Every line of the material is to be repeated exactly as it stands.

* begin *

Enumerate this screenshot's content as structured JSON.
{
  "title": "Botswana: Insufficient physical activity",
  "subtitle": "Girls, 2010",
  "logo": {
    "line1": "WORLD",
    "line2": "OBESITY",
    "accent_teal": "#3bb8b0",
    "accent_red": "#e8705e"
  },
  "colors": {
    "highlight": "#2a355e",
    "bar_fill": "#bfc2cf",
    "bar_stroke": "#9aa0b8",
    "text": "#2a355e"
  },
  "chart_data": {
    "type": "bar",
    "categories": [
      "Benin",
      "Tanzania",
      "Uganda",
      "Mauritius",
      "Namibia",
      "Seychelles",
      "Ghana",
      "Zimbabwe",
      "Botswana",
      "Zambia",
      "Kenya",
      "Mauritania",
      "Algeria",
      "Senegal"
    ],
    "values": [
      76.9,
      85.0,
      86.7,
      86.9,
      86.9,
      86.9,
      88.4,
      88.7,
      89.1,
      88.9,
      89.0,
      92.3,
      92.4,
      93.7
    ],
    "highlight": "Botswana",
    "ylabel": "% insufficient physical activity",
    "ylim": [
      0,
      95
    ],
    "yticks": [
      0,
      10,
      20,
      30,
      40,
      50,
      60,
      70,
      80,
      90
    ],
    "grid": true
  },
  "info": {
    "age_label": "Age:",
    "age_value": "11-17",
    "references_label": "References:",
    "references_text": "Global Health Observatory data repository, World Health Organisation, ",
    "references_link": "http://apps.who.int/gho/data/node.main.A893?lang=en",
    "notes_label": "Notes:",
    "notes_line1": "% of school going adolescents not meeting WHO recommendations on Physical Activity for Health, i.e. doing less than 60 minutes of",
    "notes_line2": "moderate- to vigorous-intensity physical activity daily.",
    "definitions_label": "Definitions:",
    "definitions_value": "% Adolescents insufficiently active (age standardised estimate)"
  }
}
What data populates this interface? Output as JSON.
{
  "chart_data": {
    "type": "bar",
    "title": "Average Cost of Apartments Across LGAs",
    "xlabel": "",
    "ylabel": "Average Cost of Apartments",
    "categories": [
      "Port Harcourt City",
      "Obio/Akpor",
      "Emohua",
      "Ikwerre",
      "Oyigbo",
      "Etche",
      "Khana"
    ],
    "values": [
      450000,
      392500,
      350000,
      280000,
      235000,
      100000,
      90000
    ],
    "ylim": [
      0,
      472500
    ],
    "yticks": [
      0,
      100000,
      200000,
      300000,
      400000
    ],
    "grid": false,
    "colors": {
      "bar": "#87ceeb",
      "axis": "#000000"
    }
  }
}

* end *

* **The solution**
Enumerate this screenshot's content as structured JSON.
{
  "title": "Botswana: Insufficient physical activity",
  "subtitle": "Girls, 2010",
  "logo": {
    "line1": "WORLD",
    "line2": "OBESITY",
    "accent_teal": "#3bb8b0",
    "accent_red": "#e8705e"
  },
  "colors": {
    "highlight": "#2a355e",
    "bar_fill": "#bfc2cf",
    "bar_stroke": "#9aa0b8",
    "text": "#2a355e"
  },
  "chart_data": {
    "type": "bar",
    "categories": [
      "Benin",
      "Tanzania",
      "Uganda",
      "Mauritius",
      "Namibia",
      "Seychelles",
      "Ghana",
      "Zimbabwe",
      "Botswana",
      "Zambia",
      "Kenya",
      "Mauritania",
      "Algeria",
      "Senegal"
    ],
    "values": [
      76.9,
      85.0,
      86.7,
      86.9,
      86.9,
      86.9,
      88.4,
      88.7,
      89.1,
      88.9,
      89.0,
      92.3,
      92.4,
      93.7
    ],
    "highlight": "Botswana",
    "ylabel": "% insufficient physical activity",
    "ylim": [
      0,
      95
    ],
    "yticks": [
      0,
      10,
      20,
      30,
      40,
      50,
      60,
      70,
      80,
      90
    ],
    "grid": true
  },
  "info": {
    "age_label": "Age:",
    "age_value": "11-17",
    "references_label": "References:",
    "references_text": "Global Health Observatory data repository, World Health Organisation, ",
    "references_link": "http://apps.who.int/gho/data/node.main.A893?lang=en",
    "notes_label": "Notes:",
    "notes_line1": "% of school going adolescents not meeting WHO recommendations on Physical Activity for Health, i.e. doing less than 60 minutes of",
    "notes_line2": "moderate- to vigorous-intensity physical activity daily.",
    "definitions_label": "Definitions:",
    "definitions_value": "% Adolescents insufficiently active (age standardised estimate)"
  }
}
What data populates this interface? Output as JSON.
{
  "chart_data": {
    "type": "bar",
    "title": "Average Cost of Apartments Across LGAs",
    "xlabel": "",
    "ylabel": "Average Cost of Apartments",
    "categories": [
      "Port Harcourt City",
      "Obio/Akpor",
      "Emohua",
      "Ikwerre",
      "Oyigbo",
      "Etche",
      "Khana"
    ],
    "values": [
      450000,
      392500,
      350000,
      280000,
      235000,
      100000,
      90000
    ],
    "ylim": [
      0,
      472500
    ],
    "yticks": [
      0,
      100000,
      200000,
      300000,
      400000
    ],
    "grid": false,
    "colors": {
      "bar": "#87ceeb",
      "axis": "#000000"
    }
  }
}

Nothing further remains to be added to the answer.